— SET TASK —
For every line in the records that has the word "leave", make a copy.
── AVAILABLE DATA
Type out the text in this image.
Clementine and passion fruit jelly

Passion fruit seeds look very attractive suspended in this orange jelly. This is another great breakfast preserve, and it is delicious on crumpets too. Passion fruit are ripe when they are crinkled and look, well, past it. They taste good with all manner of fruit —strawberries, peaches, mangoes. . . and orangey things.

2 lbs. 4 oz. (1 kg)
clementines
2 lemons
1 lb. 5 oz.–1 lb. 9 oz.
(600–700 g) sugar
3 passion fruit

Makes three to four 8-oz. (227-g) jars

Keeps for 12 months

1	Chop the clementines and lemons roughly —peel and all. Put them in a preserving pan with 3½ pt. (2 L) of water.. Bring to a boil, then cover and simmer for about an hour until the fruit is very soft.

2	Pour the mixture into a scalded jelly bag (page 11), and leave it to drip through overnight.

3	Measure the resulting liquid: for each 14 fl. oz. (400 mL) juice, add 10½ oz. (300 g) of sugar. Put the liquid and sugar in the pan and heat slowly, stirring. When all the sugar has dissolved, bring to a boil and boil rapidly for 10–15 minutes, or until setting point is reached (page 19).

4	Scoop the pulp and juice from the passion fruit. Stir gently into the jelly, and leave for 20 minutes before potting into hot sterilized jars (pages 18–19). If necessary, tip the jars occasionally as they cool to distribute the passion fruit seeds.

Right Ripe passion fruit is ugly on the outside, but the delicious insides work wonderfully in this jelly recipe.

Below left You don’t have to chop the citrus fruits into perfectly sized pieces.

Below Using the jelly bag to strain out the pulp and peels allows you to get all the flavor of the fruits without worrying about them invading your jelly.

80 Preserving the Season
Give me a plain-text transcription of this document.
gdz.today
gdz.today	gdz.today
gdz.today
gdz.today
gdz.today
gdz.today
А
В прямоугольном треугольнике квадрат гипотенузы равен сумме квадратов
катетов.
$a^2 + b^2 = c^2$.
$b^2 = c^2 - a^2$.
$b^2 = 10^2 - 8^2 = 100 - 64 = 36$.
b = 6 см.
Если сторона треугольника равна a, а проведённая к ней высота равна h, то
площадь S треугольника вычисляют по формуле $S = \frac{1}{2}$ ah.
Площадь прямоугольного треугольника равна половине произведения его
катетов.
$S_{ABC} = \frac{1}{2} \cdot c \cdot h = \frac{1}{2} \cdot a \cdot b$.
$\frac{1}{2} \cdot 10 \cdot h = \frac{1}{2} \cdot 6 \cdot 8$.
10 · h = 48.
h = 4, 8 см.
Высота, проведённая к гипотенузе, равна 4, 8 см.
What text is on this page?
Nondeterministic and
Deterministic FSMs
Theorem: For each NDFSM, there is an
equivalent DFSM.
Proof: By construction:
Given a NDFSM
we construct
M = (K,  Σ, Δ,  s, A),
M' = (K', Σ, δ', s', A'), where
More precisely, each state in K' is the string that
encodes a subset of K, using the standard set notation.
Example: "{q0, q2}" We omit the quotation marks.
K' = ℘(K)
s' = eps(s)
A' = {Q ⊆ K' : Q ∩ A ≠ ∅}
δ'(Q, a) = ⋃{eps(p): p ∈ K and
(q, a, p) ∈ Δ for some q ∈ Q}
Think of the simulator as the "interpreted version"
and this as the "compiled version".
────
— TASK RESULT —
2	Pour the mixture into a scalded jelly bag (page 11), and leave it to drip through overnight.
4	Scoop the pulp and juice from the passion fruit. Stir gently into the jelly, and leave for 20 minutes before potting into hot sterilized jars (pages 18–19). If necessary, tip the jars occasionally as they cool to distribute the passion fruit seeds.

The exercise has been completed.